===== Excerpted data

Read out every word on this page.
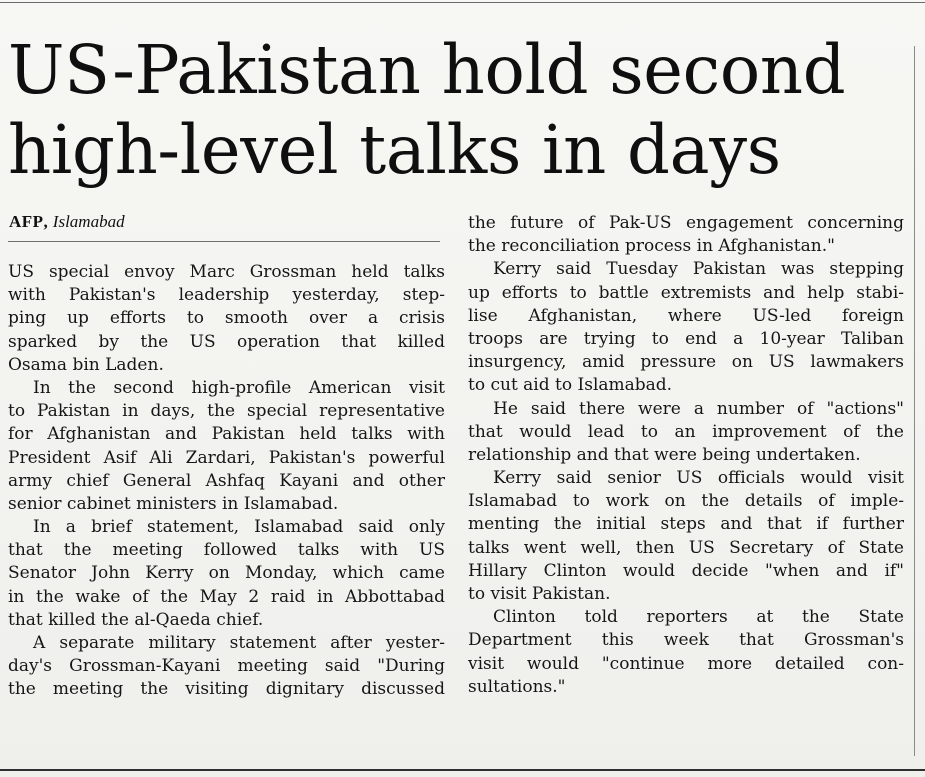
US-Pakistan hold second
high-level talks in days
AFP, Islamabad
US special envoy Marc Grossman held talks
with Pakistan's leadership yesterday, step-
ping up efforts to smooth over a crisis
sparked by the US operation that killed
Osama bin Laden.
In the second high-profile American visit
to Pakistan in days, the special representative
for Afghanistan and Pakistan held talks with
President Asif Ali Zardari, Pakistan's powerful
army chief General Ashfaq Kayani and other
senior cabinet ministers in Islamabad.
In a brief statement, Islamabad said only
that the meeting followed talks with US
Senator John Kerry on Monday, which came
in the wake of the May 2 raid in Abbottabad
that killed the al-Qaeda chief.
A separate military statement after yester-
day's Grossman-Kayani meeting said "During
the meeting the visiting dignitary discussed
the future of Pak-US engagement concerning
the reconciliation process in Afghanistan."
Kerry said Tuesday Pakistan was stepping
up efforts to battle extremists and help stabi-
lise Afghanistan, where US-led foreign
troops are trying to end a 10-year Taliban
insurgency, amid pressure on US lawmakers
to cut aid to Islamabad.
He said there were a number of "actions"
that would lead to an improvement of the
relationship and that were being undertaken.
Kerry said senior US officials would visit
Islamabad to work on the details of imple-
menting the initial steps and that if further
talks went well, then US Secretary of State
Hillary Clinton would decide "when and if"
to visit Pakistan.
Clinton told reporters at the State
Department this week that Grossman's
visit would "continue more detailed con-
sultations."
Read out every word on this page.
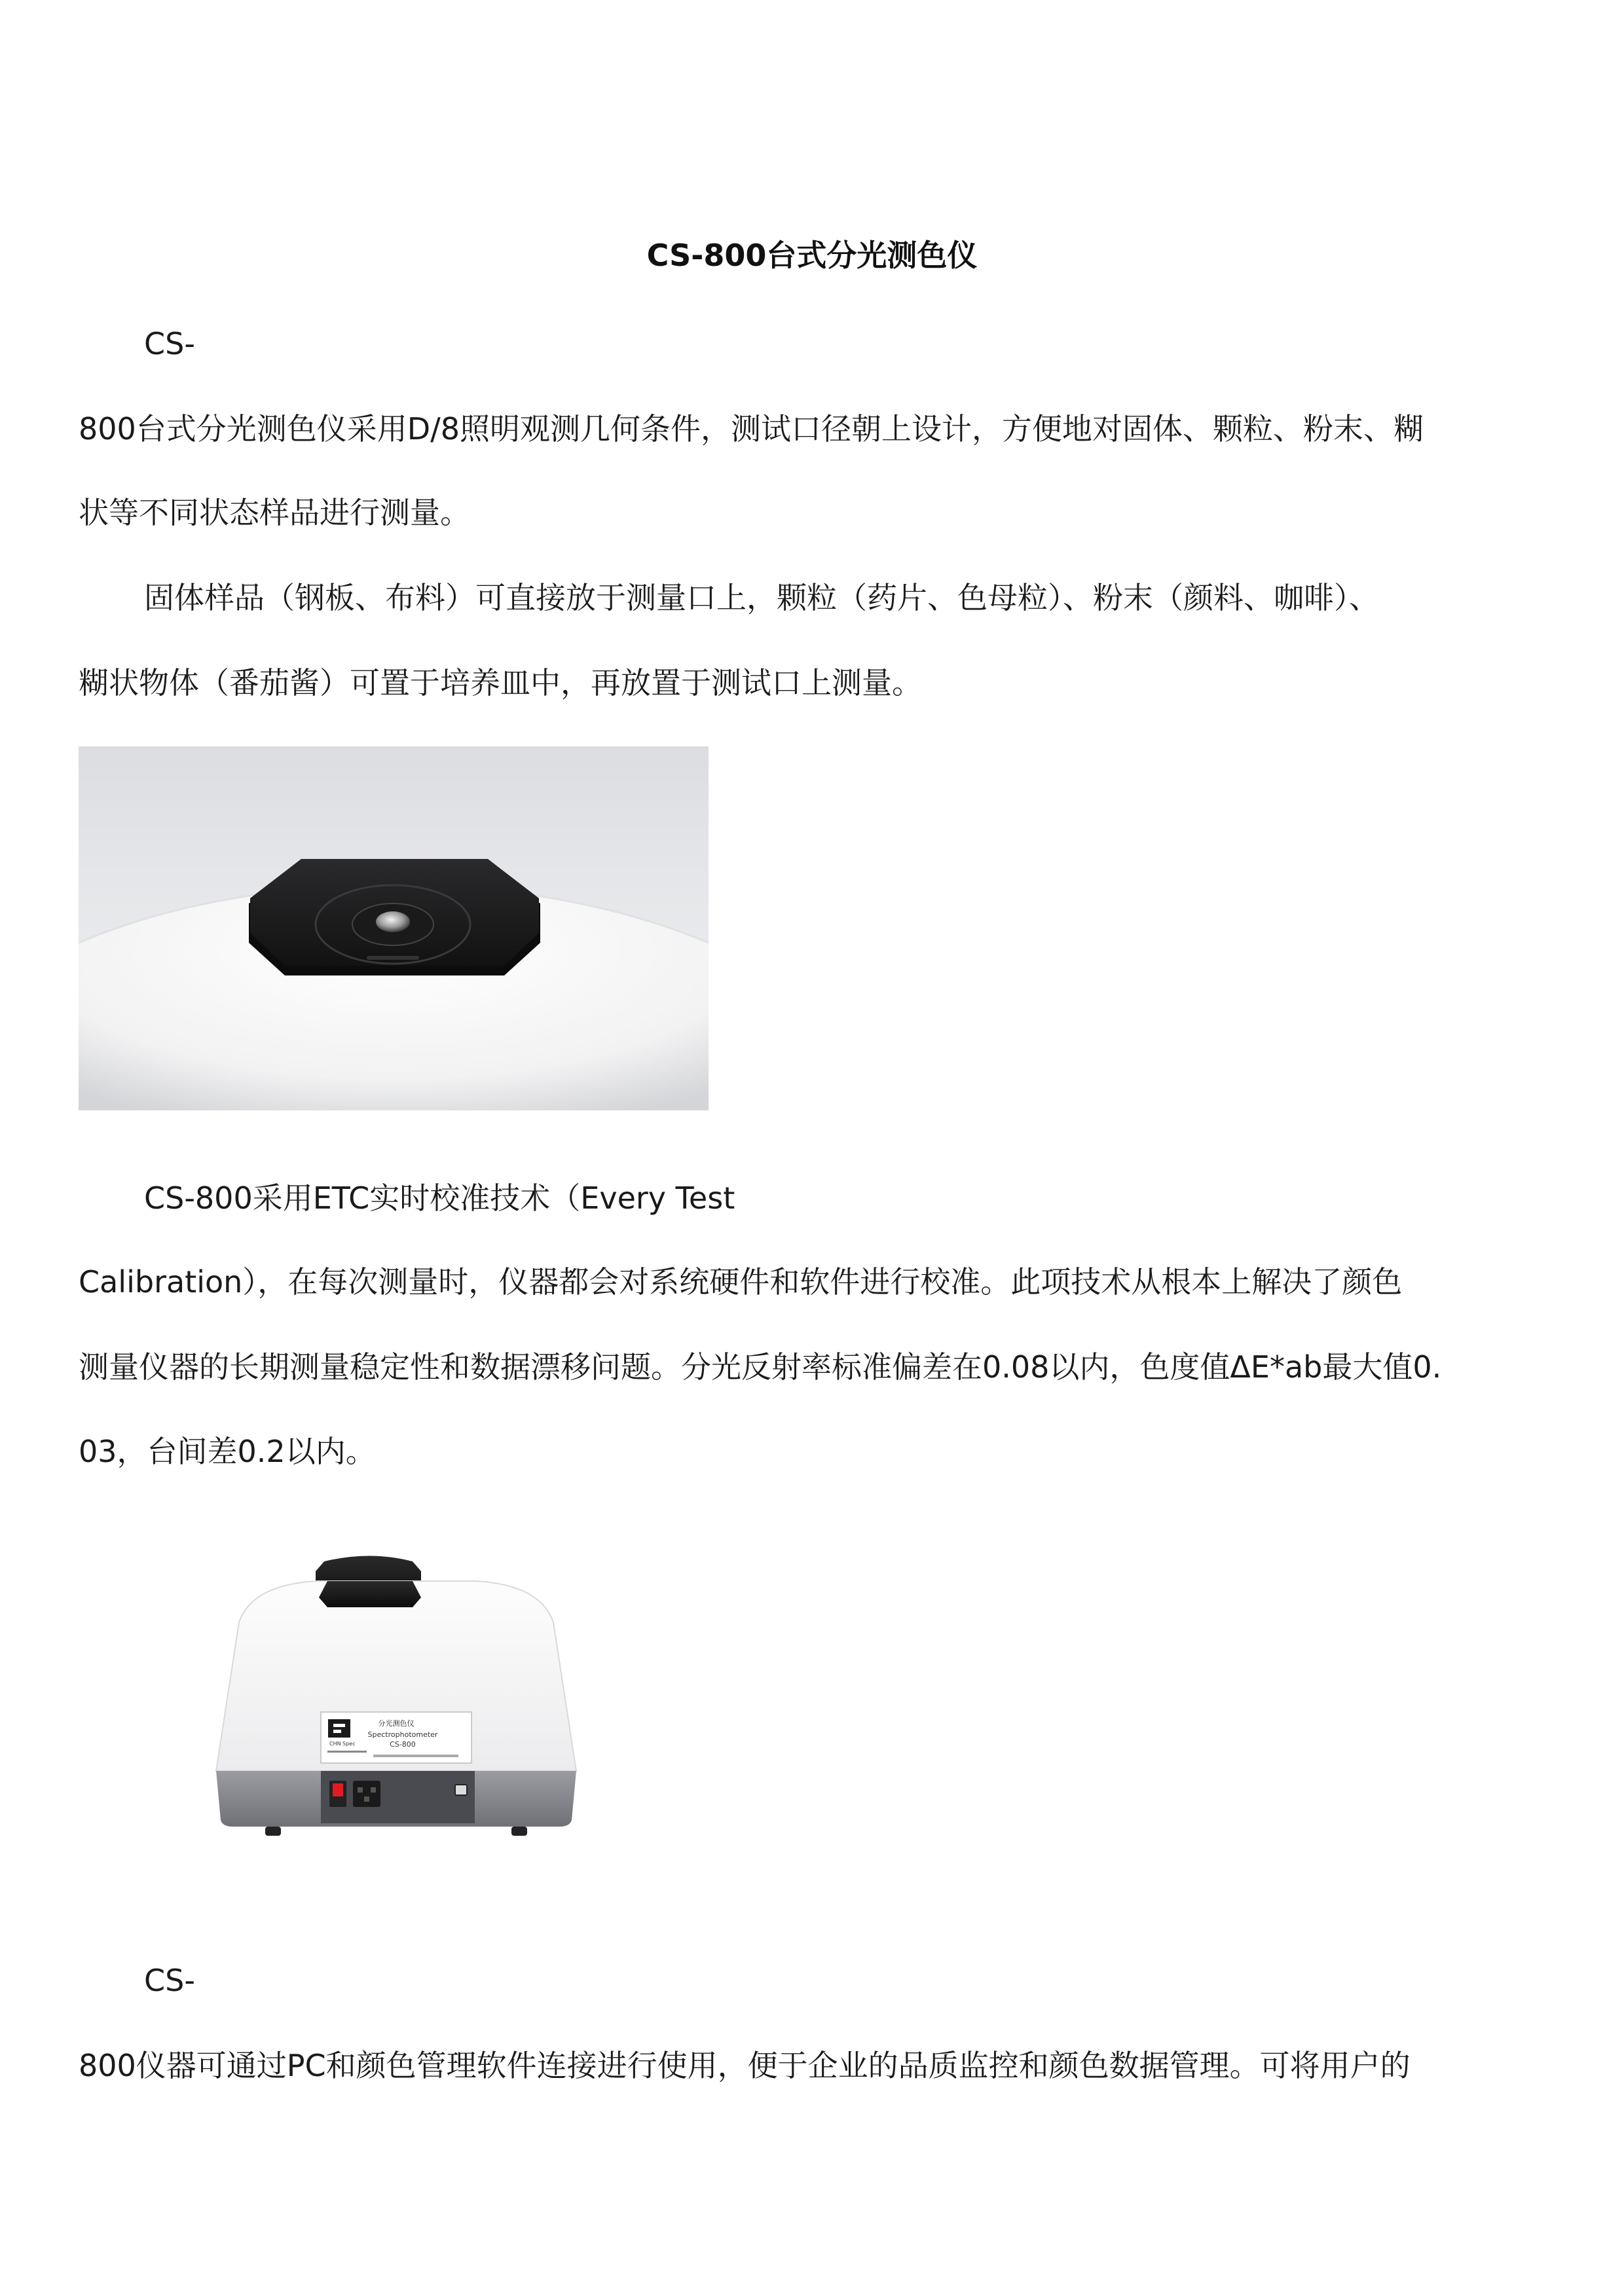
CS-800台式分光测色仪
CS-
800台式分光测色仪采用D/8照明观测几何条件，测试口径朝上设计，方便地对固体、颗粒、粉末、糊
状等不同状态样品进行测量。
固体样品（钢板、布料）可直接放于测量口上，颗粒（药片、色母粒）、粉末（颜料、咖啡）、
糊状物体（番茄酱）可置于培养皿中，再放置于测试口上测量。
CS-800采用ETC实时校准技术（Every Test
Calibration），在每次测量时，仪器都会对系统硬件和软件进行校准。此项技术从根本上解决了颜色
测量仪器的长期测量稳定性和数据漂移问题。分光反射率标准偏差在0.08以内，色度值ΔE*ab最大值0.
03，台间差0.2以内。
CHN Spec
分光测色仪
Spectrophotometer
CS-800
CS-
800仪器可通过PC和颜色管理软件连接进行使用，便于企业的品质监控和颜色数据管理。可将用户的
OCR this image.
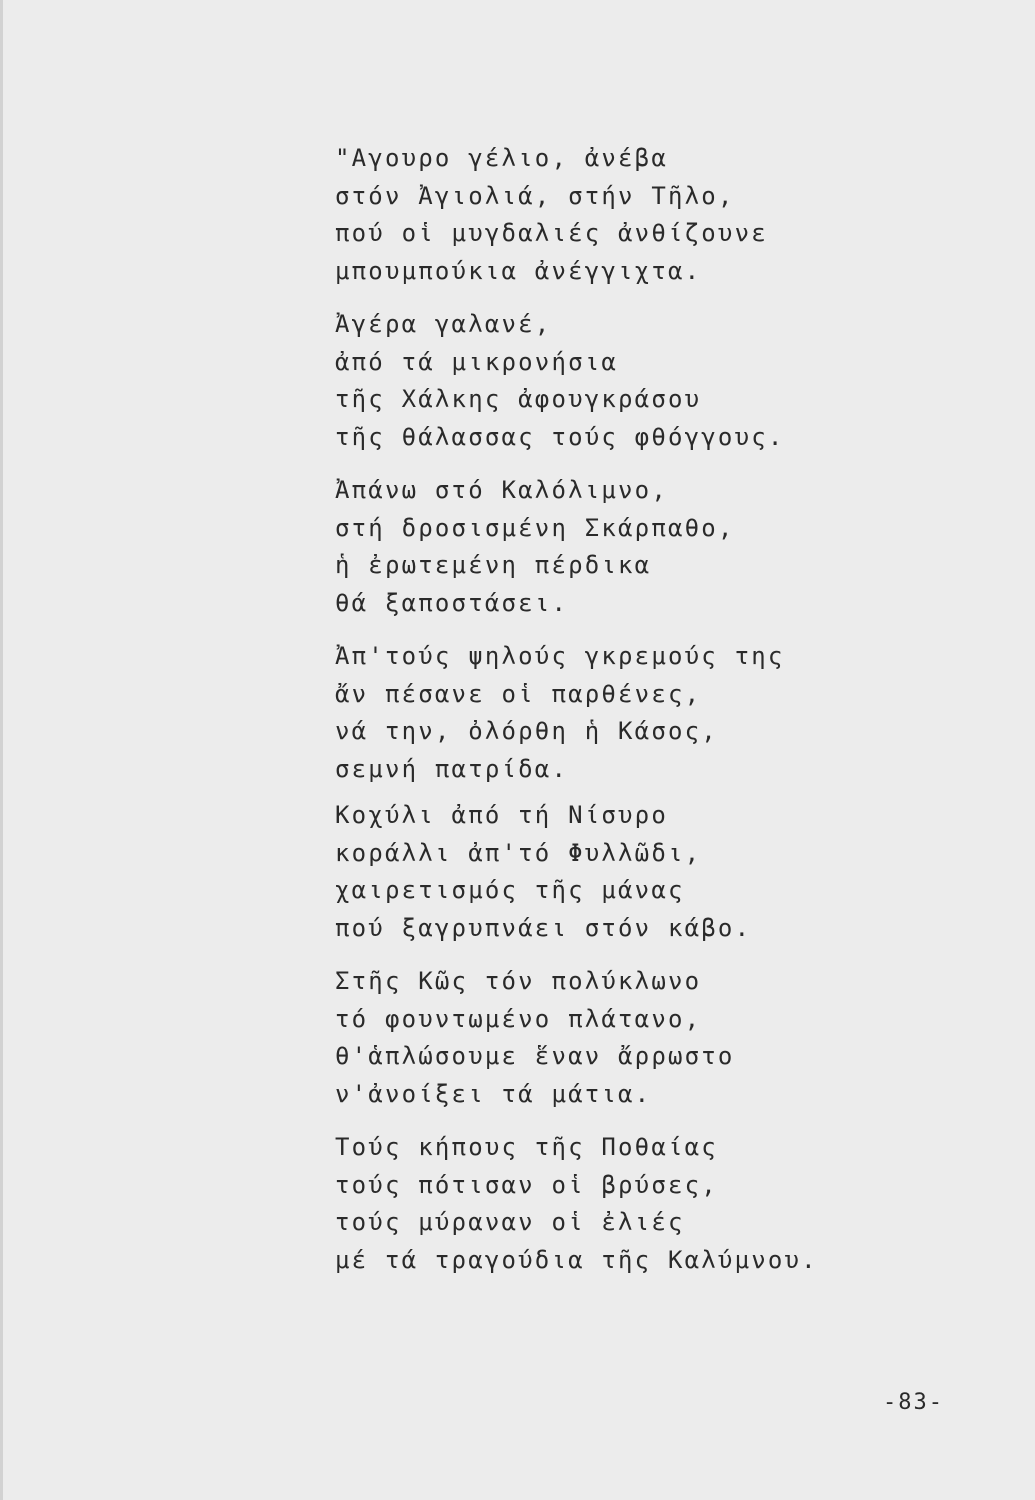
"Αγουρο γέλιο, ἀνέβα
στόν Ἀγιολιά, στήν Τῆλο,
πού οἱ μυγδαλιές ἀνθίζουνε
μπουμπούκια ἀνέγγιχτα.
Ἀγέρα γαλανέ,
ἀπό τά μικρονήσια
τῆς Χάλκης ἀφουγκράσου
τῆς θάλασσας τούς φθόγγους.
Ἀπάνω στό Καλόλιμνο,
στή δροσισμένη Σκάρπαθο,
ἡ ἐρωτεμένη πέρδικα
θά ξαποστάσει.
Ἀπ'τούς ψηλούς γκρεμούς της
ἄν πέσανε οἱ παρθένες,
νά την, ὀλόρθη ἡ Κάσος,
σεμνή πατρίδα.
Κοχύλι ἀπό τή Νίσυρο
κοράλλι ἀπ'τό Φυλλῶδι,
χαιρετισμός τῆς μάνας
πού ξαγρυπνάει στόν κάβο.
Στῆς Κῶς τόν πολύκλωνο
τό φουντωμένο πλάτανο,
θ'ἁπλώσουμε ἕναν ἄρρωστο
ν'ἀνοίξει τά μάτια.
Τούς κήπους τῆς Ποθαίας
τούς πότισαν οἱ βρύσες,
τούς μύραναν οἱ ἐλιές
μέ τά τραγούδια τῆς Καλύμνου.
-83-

==========

The problem:
Copy the whole listing above word for word but do not carry over the pictures.

Answer below:
Read out every word on this page.
US-Pakistan hold second
high-level talks in days
AFP, Islamabad
US special envoy Marc Grossman held talks
with Pakistan's leadership yesterday, step-
ping up efforts to smooth over a crisis
sparked by the US operation that killed
Osama bin Laden.
In the second high-profile American visit
to Pakistan in days, the special representative
for Afghanistan and Pakistan held talks with
President Asif Ali Zardari, Pakistan's powerful
army chief General Ashfaq Kayani and other
senior cabinet ministers in Islamabad.
In a brief statement, Islamabad said only
that the meeting followed talks with US
Senator John Kerry on Monday, which came
in the wake of the May 2 raid in Abbottabad
that killed the al-Qaeda chief.
A separate military statement after yester-
day's Grossman-Kayani meeting said "During
the meeting the visiting dignitary discussed
the future of Pak-US engagement concerning
the reconciliation process in Afghanistan."
Kerry said Tuesday Pakistan was stepping
up efforts to battle extremists and help stabi-
lise Afghanistan, where US-led foreign
troops are trying to end a 10-year Taliban
insurgency, amid pressure on US lawmakers
to cut aid to Islamabad.
He said there were a number of "actions"
that would lead to an improvement of the
relationship and that were being undertaken.
Kerry said senior US officials would visit
Islamabad to work on the details of imple-
menting the initial steps and that if further
talks went well, then US Secretary of State
Hillary Clinton would decide "when and if"
to visit Pakistan.
Clinton told reporters at the State
Department this week that Grossman's
visit would "continue more detailed con-
sultations."
Read out every word on this page.
CS-800台式分光测色仪
CS-
800台式分光测色仪采用D/8照明观测几何条件，测试口径朝上设计，方便地对固体、颗粒、粉末、糊
状等不同状态样品进行测量。
固体样品（钢板、布料）可直接放于测量口上，颗粒（药片、色母粒）、粉末（颜料、咖啡）、
糊状物体（番茄酱）可置于培养皿中，再放置于测试口上测量。
CS-800采用ETC实时校准技术（Every Test
Calibration），在每次测量时，仪器都会对系统硬件和软件进行校准。此项技术从根本上解决了颜色
测量仪器的长期测量稳定性和数据漂移问题。分光反射率标准偏差在0.08以内，色度值ΔE*ab最大值0.
03，台间差0.2以内。
CHN Spec
分光测色仪
Spectrophotometer
CS-800
CS-
800仪器可通过PC和颜色管理软件连接进行使用，便于企业的品质监控和颜色数据管理。可将用户的
OCR this image.
"Αγουρο γέλιο, ἀνέβα
στόν Ἀγιολιά, στήν Τῆλο,
πού οἱ μυγδαλιές ἀνθίζουνε
μπουμπούκια ἀνέγγιχτα.
Ἀγέρα γαλανέ,
ἀπό τά μικρονήσια
τῆς Χάλκης ἀφουγκράσου
τῆς θάλασσας τούς φθόγγους.
Ἀπάνω στό Καλόλιμνο,
στή δροσισμένη Σκάρπαθο,
ἡ ἐρωτεμένη πέρδικα
θά ξαποστάσει.
Ἀπ'τούς ψηλούς γκρεμούς της
ἄν πέσανε οἱ παρθένες,
νά την, ὀλόρθη ἡ Κάσος,
σεμνή πατρίδα.
Κοχύλι ἀπό τή Νίσυρο
κοράλλι ἀπ'τό Φυλλῶδι,
χαιρετισμός τῆς μάνας
πού ξαγρυπνάει στόν κάβο.
Στῆς Κῶς τόν πολύκλωνο
τό φουντωμένο πλάτανο,
θ'ἁπλώσουμε ἕναν ἄρρωστο
ν'ἀνοίξει τά μάτια.
Τούς κήπους τῆς Ποθαίας
τούς πότισαν οἱ βρύσες,
τούς μύραναν οἱ ἐλιές
μέ τά τραγούδια τῆς Καλύμνου.
-83-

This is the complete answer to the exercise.